• [Written instruction]:
Copy, from the entries below, each line where the word "method" can be found.
- - - - -
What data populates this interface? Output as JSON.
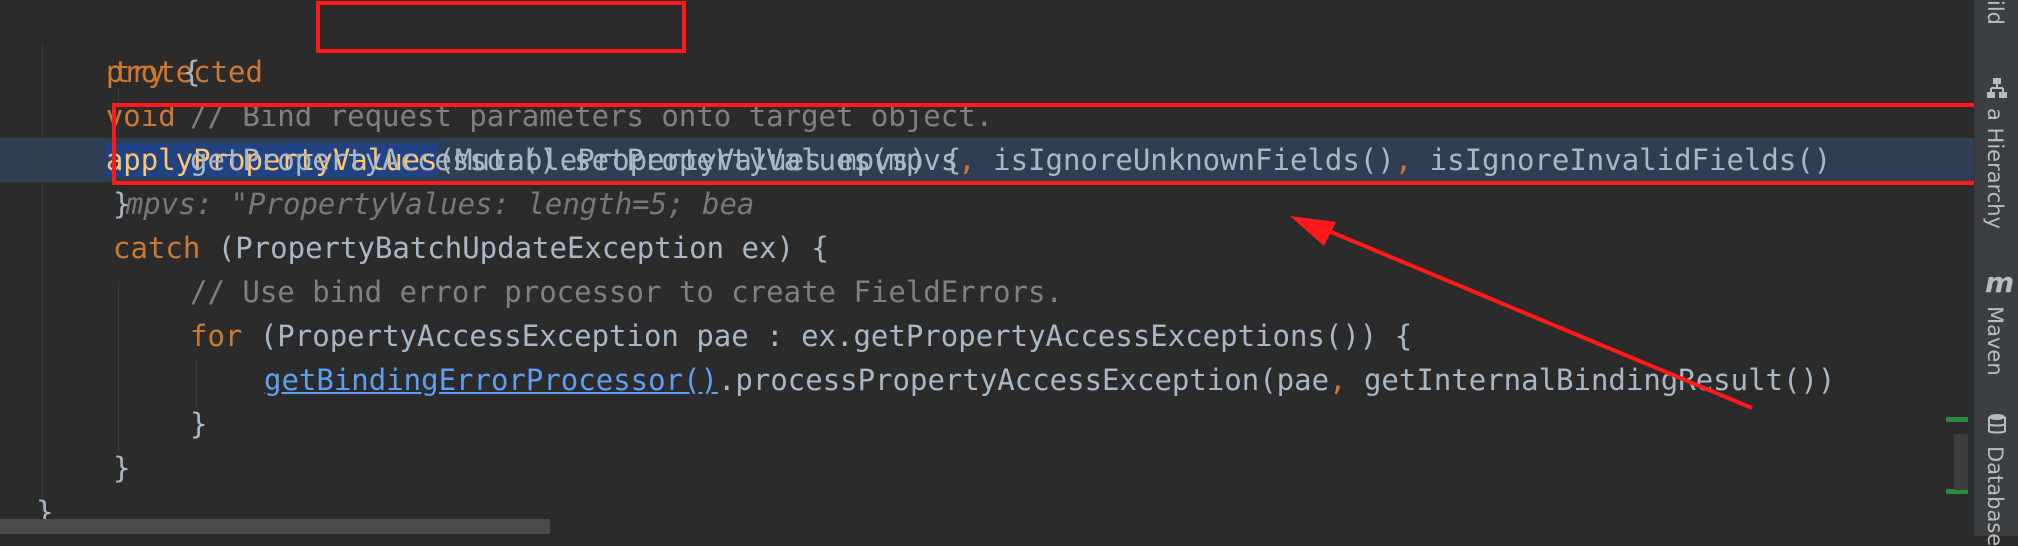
{
  "editor": {
    "lines": {
      "l1": {
        "kw_protected": "protected",
        "kw_void": "void",
        "method": "applyPropertyValues",
        "params": "(MutablePropertyValues mpvs) {",
        "hint": "mpvs: \"PropertyValues: length=5; bea"
      },
      "l2": {
        "kw_try": "try",
        "rest": " {"
      },
      "l3": {
        "comment": "// Bind request parameters onto target object."
      },
      "l4": {
        "p1": "getPropertyAccessor().setPropertyValues(mpvs",
        "c1": ",",
        "p2": " isIgnoreUnknownFields()",
        "c2": ",",
        "p3": " isIgnoreInvalidFields()"
      },
      "l5": {
        "text": "}"
      },
      "l6": {
        "kw_catch": "catch",
        "rest": " (PropertyBatchUpdateException ex) {"
      },
      "l7": {
        "comment": "// Use bind error processor to create FieldErrors."
      },
      "l8": {
        "kw_for": "for",
        "rest": " (PropertyAccessException pae : ex.getPropertyAccessExceptions()) {"
      },
      "l9": {
        "link": "getBindingErrorProcessor()",
        "p1": ".processPropertyAccessException(pae",
        "c1": ",",
        "p2": " getInternalBindingResult())"
      },
      "l10": {
        "text": "}"
      },
      "l11": {
        "text": "}"
      },
      "l12": {
        "text": "}"
      }
    }
  },
  "right_panel": {
    "top_label": "ild",
    "hierarchy_label": "a Hierarchy",
    "maven_label": "Maven",
    "maven_icon_glyph": "m",
    "database_label": "Database"
  },
  "colors": {
    "background": "#2b2b2b",
    "keyword": "#cc7832",
    "method": "#ffc66d",
    "comment": "#808080",
    "annotation_red": "#ff1a1a",
    "selection": "#214283",
    "current_line": "#2f3e52"
  }
}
- - - - -
• [Full solution]:
        "method": "applyPropertyValues",
    "method": "#ffc66d",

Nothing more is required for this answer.